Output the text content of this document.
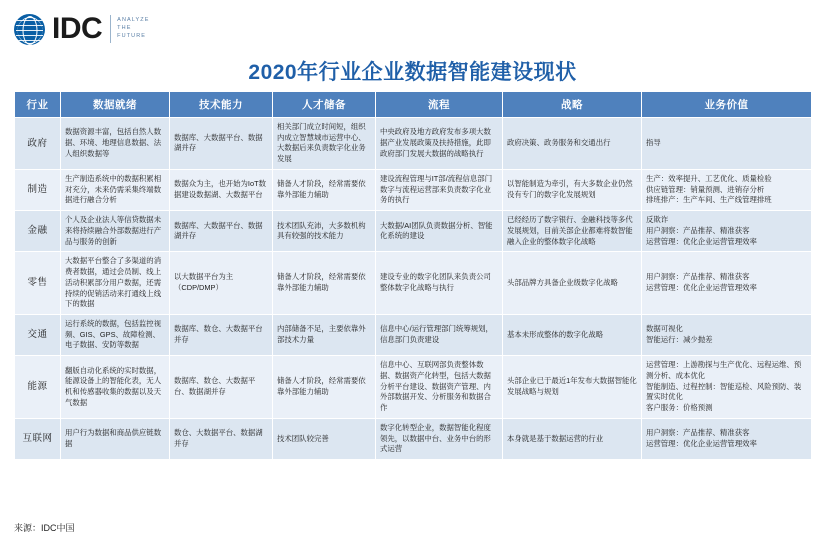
IDC	ANALYZE
THE
FUTURE
2020年行业企业数据智能建设现状
行业	数据就绪	技术能力	人才储备	流程	战略	业务价值
政府	数据资源丰富，包括自然人数据、环境、地理信息数据、法人组织数据等	数据库、大数据平台、数据湖并存	相关部门成立时间短，组织内成立智慧城市运营中心、大数据后来负责数字化业务发展	中央政府及地方政府发布多项大数据产业发展政策及扶持措施，此即政府部门发展大数据的战略执行	政府决策、政务服务和交通出行	指导
制造	生产制造系统中的数据积累相对充分，未来仍需采集终端数据进行融合分析	数据众为主，也开始为IoT数据建设数据湖、大数据平台	储备人才阶段，经常需要依靠外部能力辅助	建设流程管理与IT部/流程信息部门数字与流程运营部来负责数字化业务的执行	以智能制造为牵引，有大多数企业仍然没有专门的数字化发展规划	生产：效率提升、工艺优化、质量检验
供应链管理：销量预测、进销存分析
排班排产：生产车间、生产线管理排班

金融	个人及企业法人等信贷数据未来将持续融合外部数据进行产品与服务的创新	数据库、大数据平台、数据湖并存	技术团队充沛，大多数机构具有较强的技术能力	大数据/AI团队负责数据分析、智能化系统的建设	已经经历了数字银行、金融科技等多代发展规划，目前关部企业都难将数智能融入企业的整体数字化战略	反欺诈
用户洞察：产品推荐、精准获客
运营管理：优化企业运营管理效率

零售	大数据平台整合了多渠道的消费者数据，通过会员制、线上活动积累部分用户数据，还需持续的促销活动来打通线上线下的数据	以大数据平台为主（CDP/DMP）	储备人才阶段，经常需要依靠外部能力辅助	建设专业的数字化团队来负责公司整体数字化战略与执行	头部品牌方具备企业级数字化战略	用户洞察：产品推荐、精准获客
运营管理：优化企业运营管理效率

交通	运行系统的数据，包括监控视频、GIS、GPS、故障检测、电子数据、安防等数据	数据库、数仓、大数据平台并存	内部储备不足，主要依靠外部技术力量	信息中心/运行管理部门统筹规划，信息部门负责建设	基本未形成整体的数字化战略	数据可视化
智能运行：减少抛差

能源	翻版自动化系统的实时数据，能源设备上的智能化表，无人机和传感器收集的数据以及天气数据	数据库、数仓、大数据平台、数据湖并存	储备人才阶段，经常需要依靠外部能力辅助	信息中心、互联网部负责整体数据、数据资产化转型，包括大数据分析平台建设、数据资产管理、内外部数据开发、分析服务和数据合作	头部企业已于最近1年发布大数据智能化发展战略与规划	运营管理：上游勘探与生产优化、远程运维、预测分析、成本优化
智能制造、过程控制：智能巡检、风险预防、装置实时优化
客户服务：价格预测

互联网	用户行为数据和商品供应链数据	数仓、大数据平台、数据湖并存	技术团队较完善	数字化转型企业，数据智能化程度领先，以数据中台、业务中台的形式运营	本身就是基于数据运营的行业	用户洞察：产品推荐、精准获客
运营管理：优化企业运营管理效率
来源：IDC中国
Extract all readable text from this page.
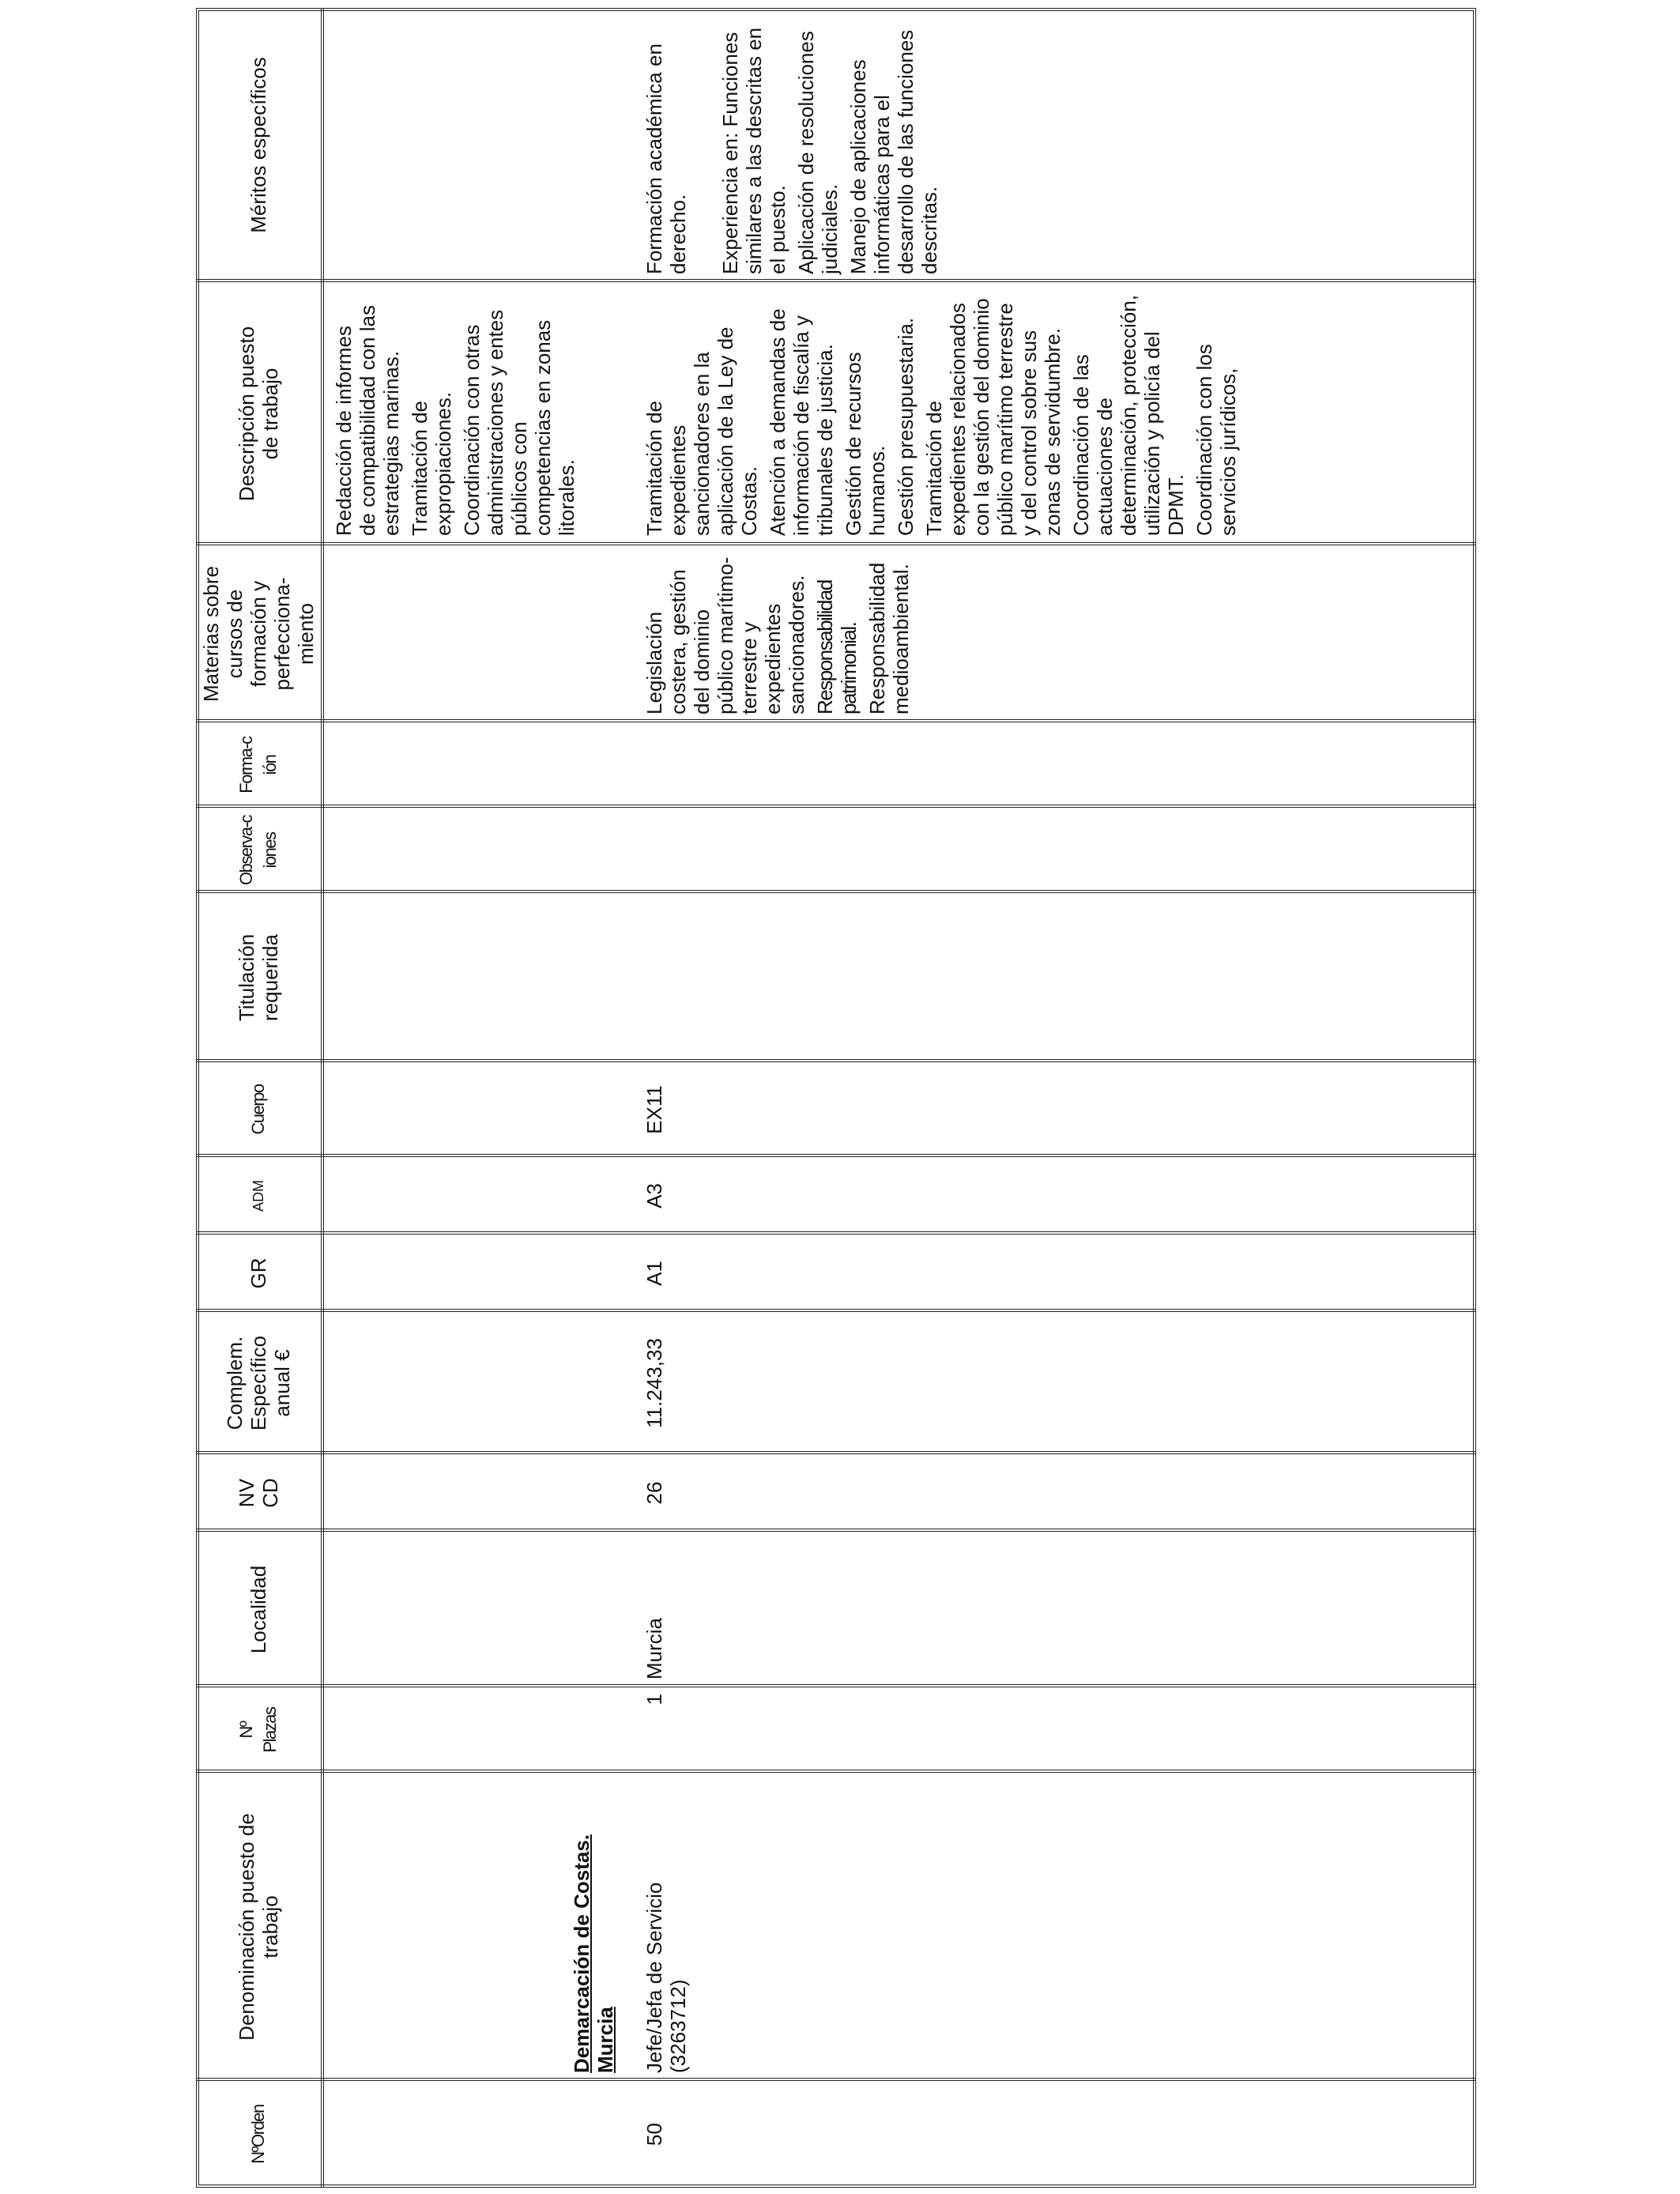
NºOrden
Denominación puesto de trabajo
Nº Plazas
Localidad
NV CD
Complem. Específico anual €
GR
ADM
Cuerpo
Titulación requerida
Observa-ciones
Forma-ción
Materias sobre cursos de formación y perfecciona-miento
Descripción puesto de trabajo
Méritos específicos

Redacción de informes de compatibilidad con las estrategias marinas. Tramitación de expropiaciones. Coordinación con otras administraciones y entes públicos con competencias en zonas litorales.

Demarcación de Costas. Murcia
50
Jefe/Jefa de Servicio (3263712)
1
Murcia
26
11.243,33
A1
A3
EX11

Legislación costera, gestión del dominio público marítimo-terrestre y expedientes sancionadores. Responsabilidad patrimonial. Responsabilidad medioambiental.

Tramitación de expedientes sancionadores en la aplicación de la Ley de Costas. Atención a demandas de información de fiscalía y tribunales de justicia. Gestión de recursos humanos. Gestión presupuestaria. Tramitación de expedientes relacionados con la gestión del dominio público marítimo terrestre y del control sobre sus zonas de servidumbre. Coordinación de las actuaciones de determinación, protección, utilización y policía del DPMT. Coordinación con los servicios jurídicos,

Formación académica en derecho. Experiencia en: Funciones similares a las descritas en el puesto. Aplicación de resoluciones judiciales. Manejo de aplicaciones informáticas para el desarrollo de las funciones descritas.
--
#### TASK REQUIREMENTS:
The pictures in the entries should be left out; output everything else exactly.

#### ANSWER FOR THIS EXERCISE:
Output the text content of this document.
IDC	ANALYZE
THE
FUTURE
2020年行业企业数据智能建设现状
行业	数据就绪	技术能力	人才储备	流程	战略	业务价值
政府	数据资源丰富，包括自然人数据、环境、地理信息数据、法人组织数据等	数据库、大数据平台、数据湖并存	相关部门成立时间短，组织内成立智慧城市运营中心、大数据后来负责数字化业务发展	中央政府及地方政府发布多项大数据产业发展政策及扶持措施，此即政府部门发展大数据的战略执行	政府决策、政务服务和交通出行	指导
制造	生产制造系统中的数据积累相对充分，未来仍需采集终端数据进行融合分析	数据众为主，也开始为IoT数据建设数据湖、大数据平台	储备人才阶段，经常需要依靠外部能力辅助	建设流程管理与IT部/流程信息部门数字与流程运营部来负责数字化业务的执行	以智能制造为牵引，有大多数企业仍然没有专门的数字化发展规划	生产：效率提升、工艺优化、质量检验
供应链管理：销量预测、进销存分析
排班排产：生产车间、生产线管理排班

金融	个人及企业法人等信贷数据未来将持续融合外部数据进行产品与服务的创新	数据库、大数据平台、数据湖并存	技术团队充沛，大多数机构具有较强的技术能力	大数据/AI团队负责数据分析、智能化系统的建设	已经经历了数字银行、金融科技等多代发展规划，目前关部企业都难将数智能融入企业的整体数字化战略	反欺诈
用户洞察：产品推荐、精准获客
运营管理：优化企业运营管理效率

零售	大数据平台整合了多渠道的消费者数据，通过会员制、线上活动积累部分用户数据，还需持续的促销活动来打通线上线下的数据	以大数据平台为主（CDP/DMP）	储备人才阶段，经常需要依靠外部能力辅助	建设专业的数字化团队来负责公司整体数字化战略与执行	头部品牌方具备企业级数字化战略	用户洞察：产品推荐、精准获客
运营管理：优化企业运营管理效率

交通	运行系统的数据，包括监控视频、GIS、GPS、故障检测、电子数据、安防等数据	数据库、数仓、大数据平台并存	内部储备不足，主要依靠外部技术力量	信息中心/运行管理部门统筹规划，信息部门负责建设	基本未形成整体的数字化战略	数据可视化
智能运行：减少抛差

能源	翻版自动化系统的实时数据，能源设备上的智能化表，无人机和传感器收集的数据以及天气数据	数据库、数仓、大数据平台、数据湖并存	储备人才阶段，经常需要依靠外部能力辅助	信息中心、互联网部负责整体数据、数据资产化转型，包括大数据分析平台建设、数据资产管理、内外部数据开发、分析服务和数据合作	头部企业已于最近1年发布大数据智能化发展战略与规划	运营管理：上游勘探与生产优化、远程运维、预测分析、成本优化
智能制造、过程控制：智能巡检、风险预防、装置实时优化
客户服务：价格预测

互联网	用户行为数据和商品供应链数据	数仓、大数据平台、数据湖并存	技术团队较完善	数字化转型企业，数据智能化程度领先，以数据中台、业务中台的形式运营	本身就是基于数据运营的行业	用户洞察：产品推荐、精准获客
运营管理：优化企业运营管理效率
来源：IDC中国
Extract all readable text from this page.
NºOrden
Denominación puesto de trabajo
Nº Plazas
Localidad
NV CD
Complem. Específico anual €
GR
ADM
Cuerpo
Titulación requerida
Observa-ciones
Forma-ción
Materias sobre cursos de formación y perfecciona-miento
Descripción puesto de trabajo
Méritos específicos

Redacción de informes de compatibilidad con las estrategias marinas. Tramitación de expropiaciones. Coordinación con otras administraciones y entes públicos con competencias en zonas litorales.

Demarcación de Costas. Murcia
50
Jefe/Jefa de Servicio (3263712)
1
Murcia
26
11.243,33
A1
A3
EX11

Legislación costera, gestión del dominio público marítimo-terrestre y expedientes sancionadores. Responsabilidad patrimonial. Responsabilidad medioambiental.

Tramitación de expedientes sancionadores en la aplicación de la Ley de Costas. Atención a demandas de información de fiscalía y tribunales de justicia. Gestión de recursos humanos. Gestión presupuestaria. Tramitación de expedientes relacionados con la gestión del dominio público marítimo terrestre y del control sobre sus zonas de servidumbre. Coordinación de las actuaciones de determinación, protección, utilización y policía del DPMT. Coordinación con los servicios jurídicos,

Formación académica en derecho. Experiencia en: Funciones similares a las descritas en el puesto. Aplicación de resoluciones judiciales. Manejo de aplicaciones informáticas para el desarrollo de las funciones descritas.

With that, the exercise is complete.